Supplied records>

—————

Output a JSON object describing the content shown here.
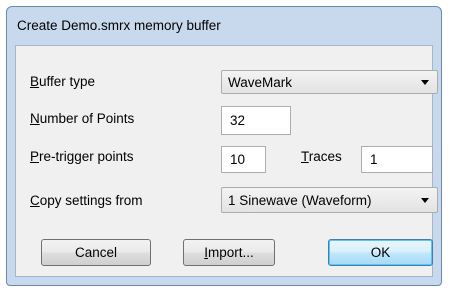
{
  "window": {
    "title": "Create Demo.smrx memory buffer"
  },
  "fields": {
    "buffer_type": {
      "label_key": "B",
      "label_rest": "uffer type",
      "value": "WaveMark"
    },
    "number_of_points": {
      "label_key": "N",
      "label_rest": "umber of Points",
      "value": "32"
    },
    "pre_trigger_points": {
      "label_key": "P",
      "label_rest": "re-trigger points",
      "value": "10"
    },
    "traces": {
      "label_key": "T",
      "label_rest": "races",
      "value": "1"
    },
    "copy_settings_from": {
      "label_key": "C",
      "label_rest": "opy settings from",
      "value": "1 Sinewave (Waveform)"
    }
  },
  "buttons": {
    "cancel": "Cancel",
    "import_key": "I",
    "import_rest": "mport...",
    "ok": "OK"
  },
  "icons": {
    "dropdown": "chevron-down-icon"
  }
}
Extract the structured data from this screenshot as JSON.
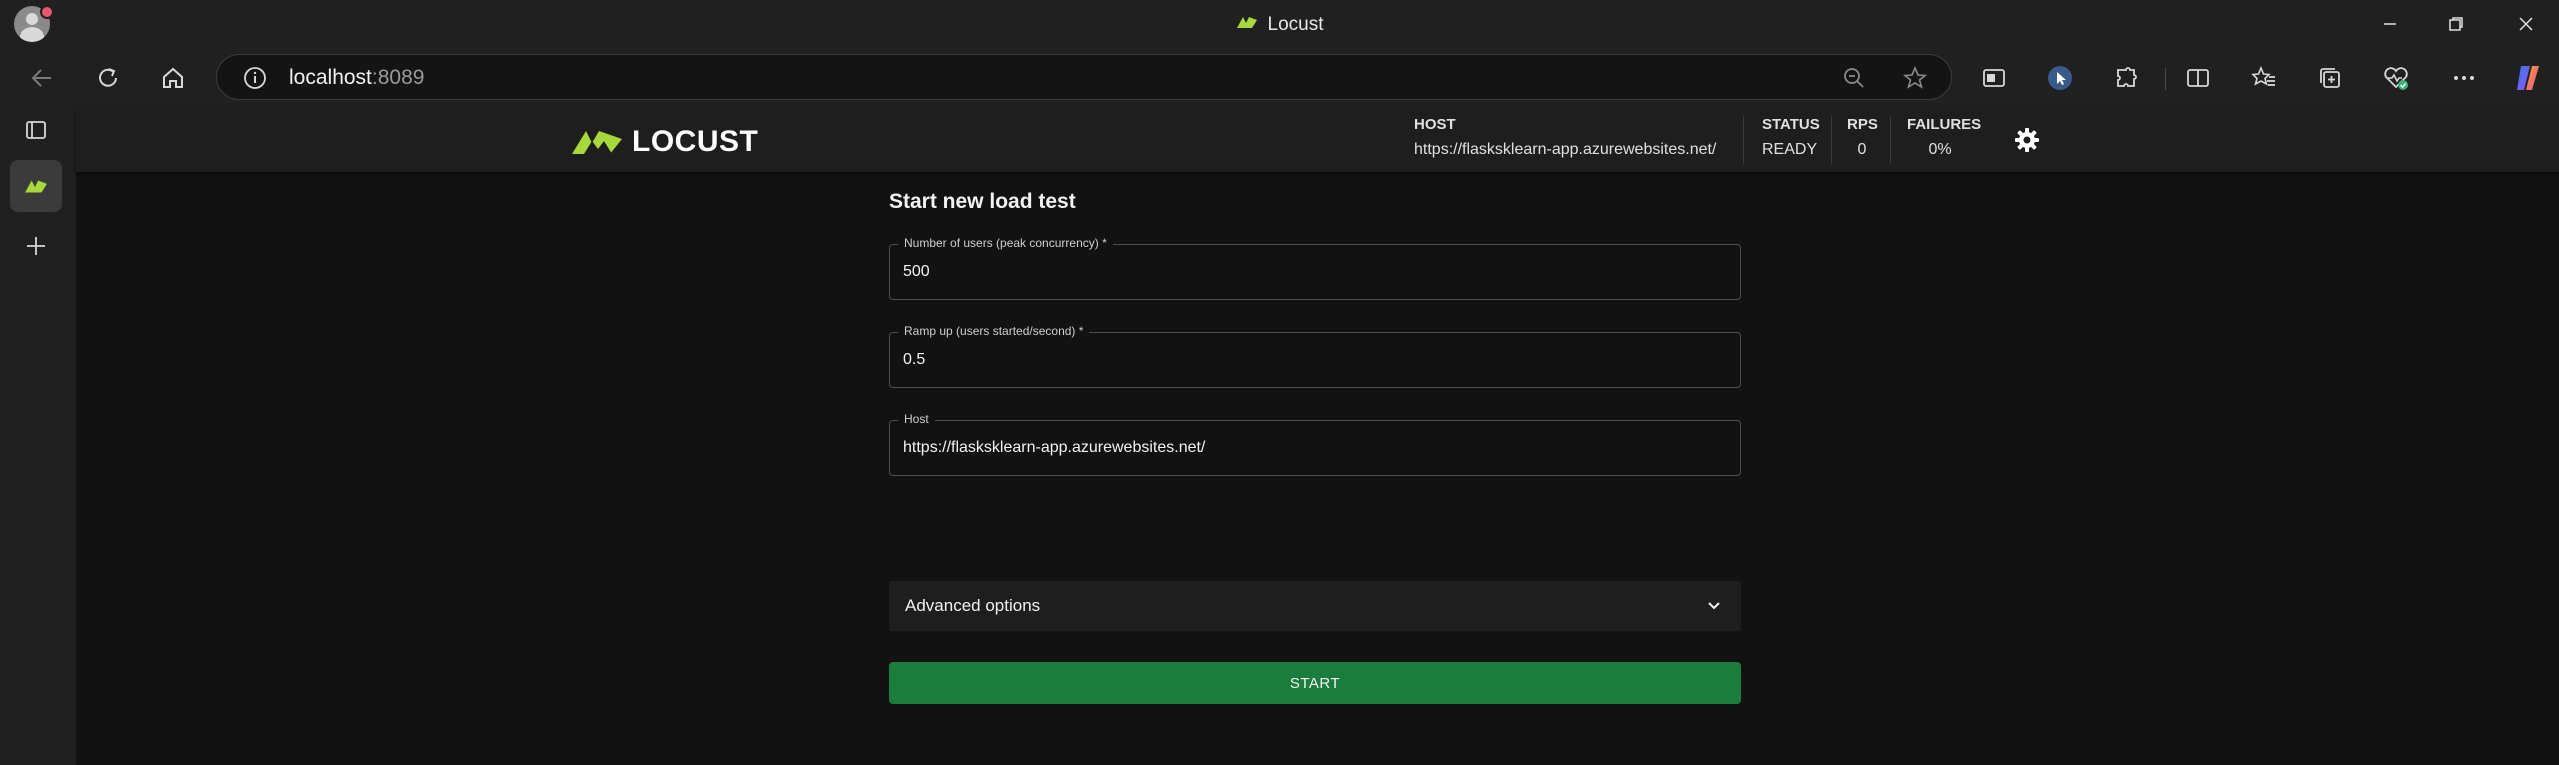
{
  "window": {
    "title": "Locust"
  },
  "browser": {
    "url_host": "localhost",
    "url_port": ":8089"
  },
  "app": {
    "logo_text": "LOCUST",
    "stats": {
      "host_label": "HOST",
      "host_value": "https://flasksklearn-app.azurewebsites.net/",
      "status_label": "STATUS",
      "status_value": "READY",
      "rps_label": "RPS",
      "rps_value": "0",
      "failures_label": "FAILURES",
      "failures_value": "0%"
    },
    "form": {
      "title": "Start new load test",
      "users_label": "Number of users (peak concurrency) *",
      "users_value": "500",
      "ramp_label": "Ramp up (users started/second) *",
      "ramp_value": "0.5",
      "host_label": "Host",
      "host_value": "https://flasksklearn-app.azurewebsites.net/",
      "advanced_label": "Advanced options",
      "start_label": "START"
    }
  },
  "colors": {
    "logo_green": "#a7d93a",
    "start_button": "#1a7d3c"
  }
}
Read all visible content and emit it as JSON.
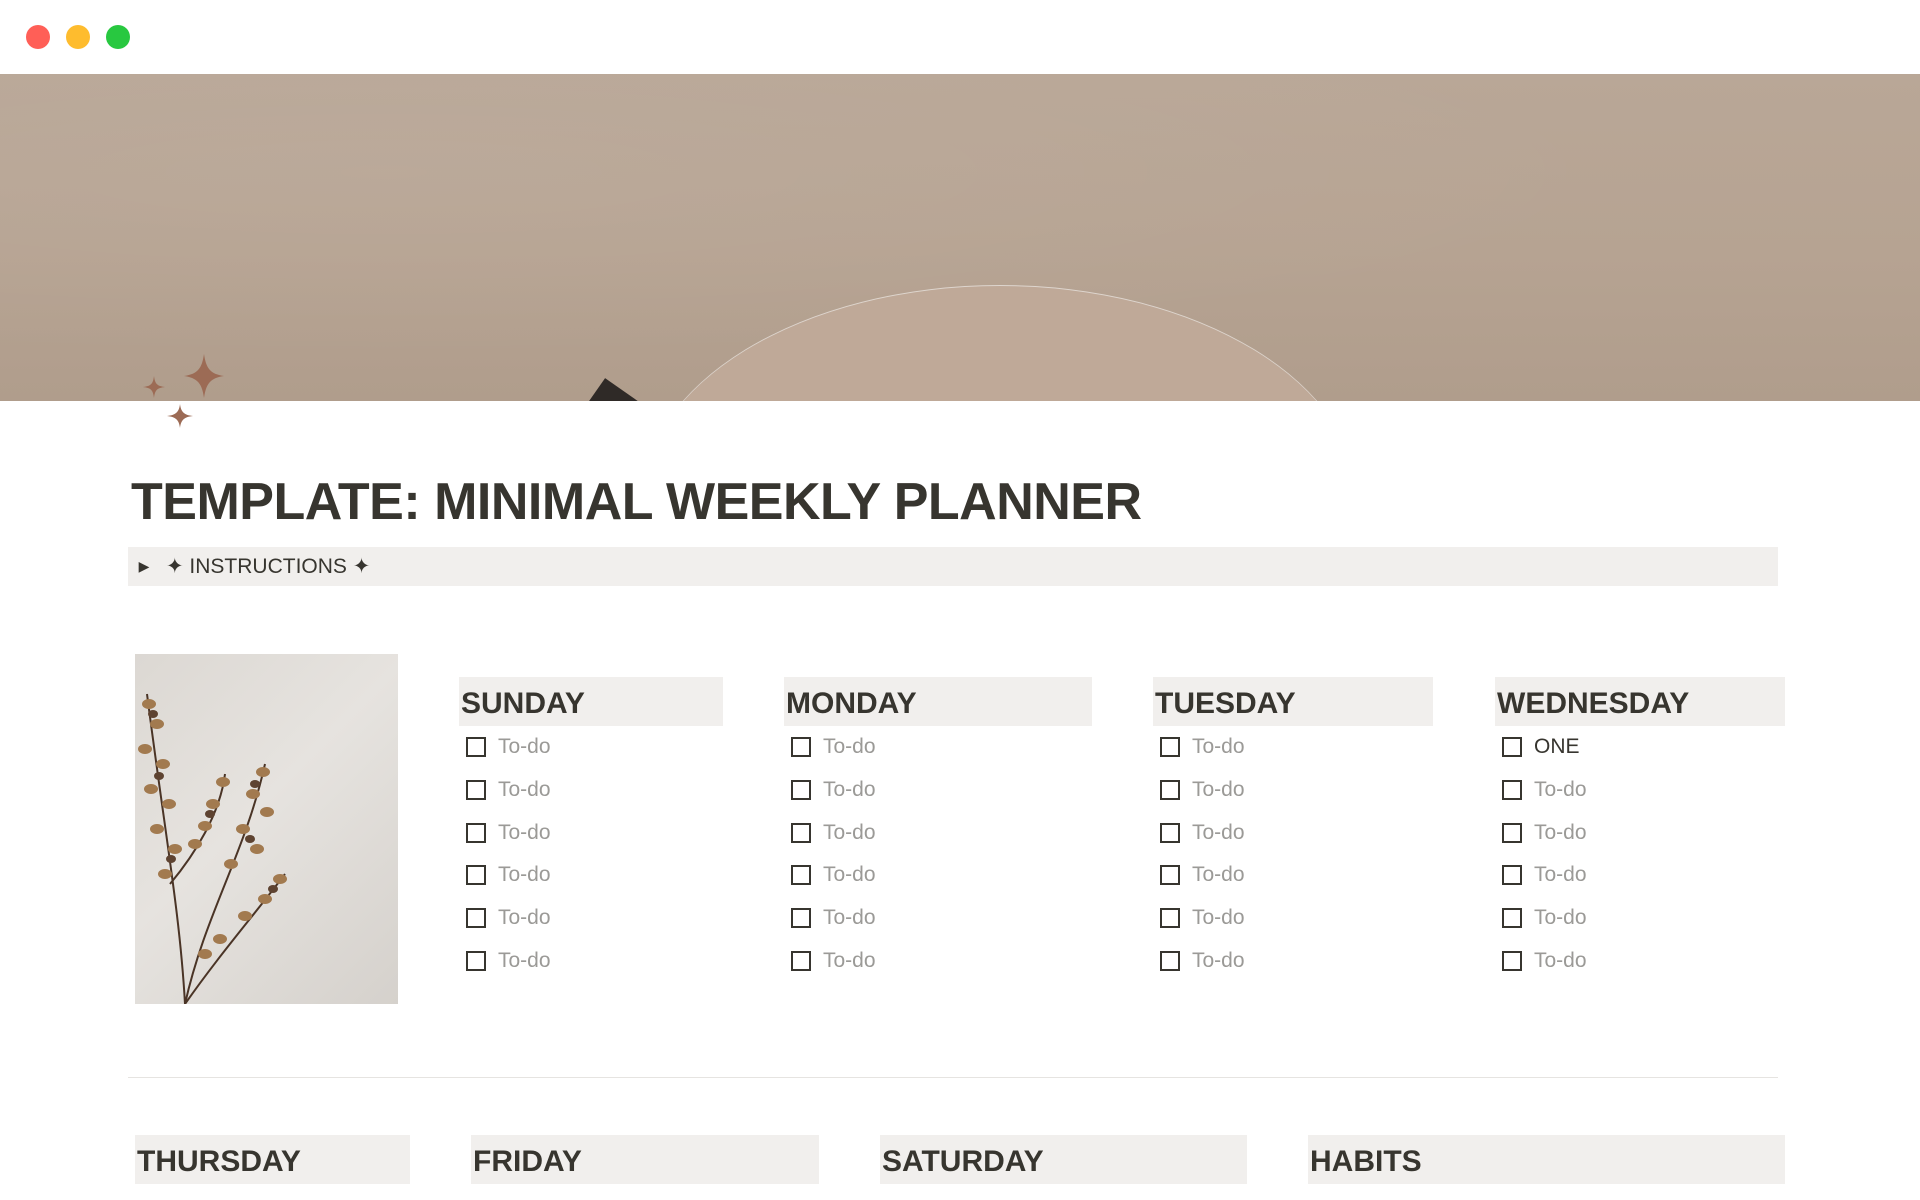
{
  "page": {
    "title": "TEMPLATE: MINIMAL WEEKLY PLANNER",
    "icon": "sparkles-icon",
    "accent_color": "#9c6b55"
  },
  "instructions": {
    "arrow": "▶",
    "label": "✦ INSTRUCTIONS ✦"
  },
  "week_top": [
    {
      "day": "SUNDAY",
      "todos": [
        "To-do",
        "To-do",
        "To-do",
        "To-do",
        "To-do",
        "To-do"
      ]
    },
    {
      "day": "MONDAY",
      "todos": [
        "To-do",
        "To-do",
        "To-do",
        "To-do",
        "To-do",
        "To-do"
      ]
    },
    {
      "day": "TUESDAY",
      "todos": [
        "To-do",
        "To-do",
        "To-do",
        "To-do",
        "To-do",
        "To-do"
      ]
    },
    {
      "day": "WEDNESDAY",
      "todos": [
        "ONE",
        "To-do",
        "To-do",
        "To-do",
        "To-do",
        "To-do"
      ]
    }
  ],
  "week_bottom": [
    {
      "day": "THURSDAY"
    },
    {
      "day": "FRIDAY"
    },
    {
      "day": "SATURDAY"
    },
    {
      "day": "HABITS"
    }
  ]
}
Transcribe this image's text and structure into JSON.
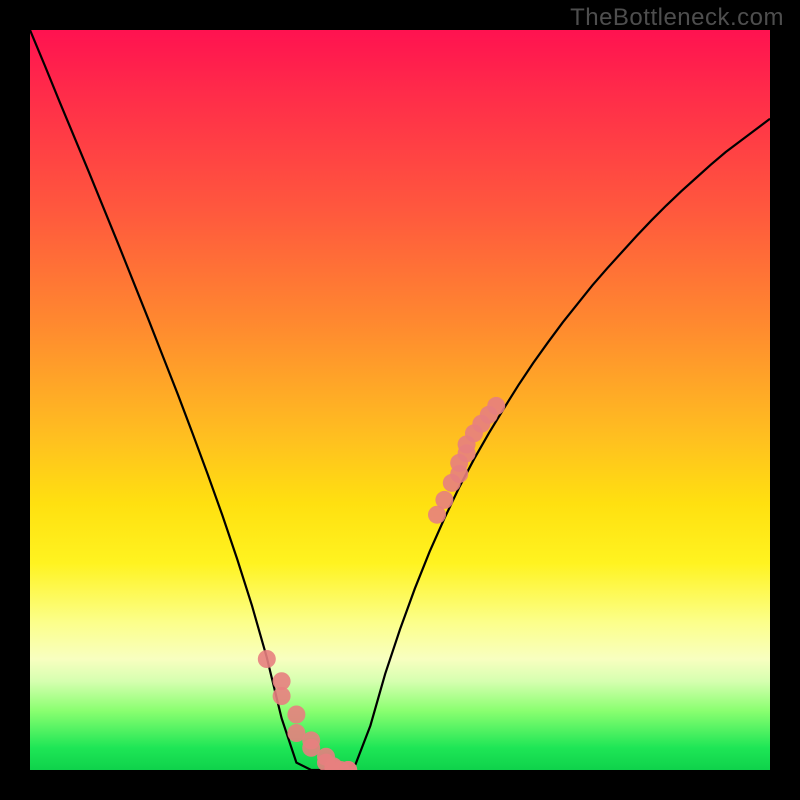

—————

Request>
Quote the records above exactly, leaving out any pictures.

Response to this exercise>
Output a JSON object describing the content shown here.
{
  "window": {
    "title": "Create Demo.smrx memory buffer"
  },
  "fields": {
    "buffer_type": {
      "label_key": "B",
      "label_rest": "uffer type",
      "value": "WaveMark"
    },
    "number_of_points": {
      "label_key": "N",
      "label_rest": "umber of Points",
      "value": "32"
    },
    "pre_trigger_points": {
      "label_key": "P",
      "label_rest": "re-trigger points",
      "value": "10"
    },
    "traces": {
      "label_key": "T",
      "label_rest": "races",
      "value": "1"
    },
    "copy_settings_from": {
      "label_key": "C",
      "label_rest": "opy settings from",
      "value": "1 Sinewave (Waveform)"
    }
  },
  "buttons": {
    "cancel": "Cancel",
    "import_key": "I",
    "import_rest": "mport...",
    "ok": "OK"
  },
  "icons": {
    "dropdown": "chevron-down-icon"
  }
}
Extract the structured data from this screenshot as JSON.
{
  "window": {
    "title": "Locust"
  },
  "browser": {
    "url_host": "localhost",
    "url_port": ":8089"
  },
  "app": {
    "logo_text": "LOCUST",
    "stats": {
      "host_label": "HOST",
      "host_value": "https://flasksklearn-app.azurewebsites.net/",
      "status_label": "STATUS",
      "status_value": "READY",
      "rps_label": "RPS",
      "rps_value": "0",
      "failures_label": "FAILURES",
      "failures_value": "0%"
    },
    "form": {
      "title": "Start new load test",
      "users_label": "Number of users (peak concurrency) *",
      "users_value": "500",
      "ramp_label": "Ramp up (users started/second) *",
      "ramp_value": "0.5",
      "host_label": "Host",
      "host_value": "https://flasksklearn-app.azurewebsites.net/",
      "advanced_label": "Advanced options",
      "start_label": "START"
    }
  },
  "colors": {
    "logo_green": "#a7d93a",
    "start_button": "#1a7d3c"
  }
}
Read all visible content and emit it as JSON.
{
  "page": {
    "title": "TEMPLATE: MINIMAL WEEKLY PLANNER",
    "icon": "sparkles-icon",
    "accent_color": "#9c6b55"
  },
  "instructions": {
    "arrow": "▶",
    "label": "✦ INSTRUCTIONS ✦"
  },
  "week_top": [
    {
      "day": "SUNDAY",
      "todos": [
        "To-do",
        "To-do",
        "To-do",
        "To-do",
        "To-do",
        "To-do"
      ]
    },
    {
      "day": "MONDAY",
      "todos": [
        "To-do",
        "To-do",
        "To-do",
        "To-do",
        "To-do",
        "To-do"
      ]
    },
    {
      "day": "TUESDAY",
      "todos": [
        "To-do",
        "To-do",
        "To-do",
        "To-do",
        "To-do",
        "To-do"
      ]
    },
    {
      "day": "WEDNESDAY",
      "todos": [
        "ONE",
        "To-do",
        "To-do",
        "To-do",
        "To-do",
        "To-do"
      ]
    }
  ],
  "week_bottom": [
    {
      "day": "THURSDAY"
    },
    {
      "day": "FRIDAY"
    },
    {
      "day": "SATURDAY"
    },
    {
      "day": "HABITS"
    }
  ]
}
Transcribe this image's text and structure into JSON.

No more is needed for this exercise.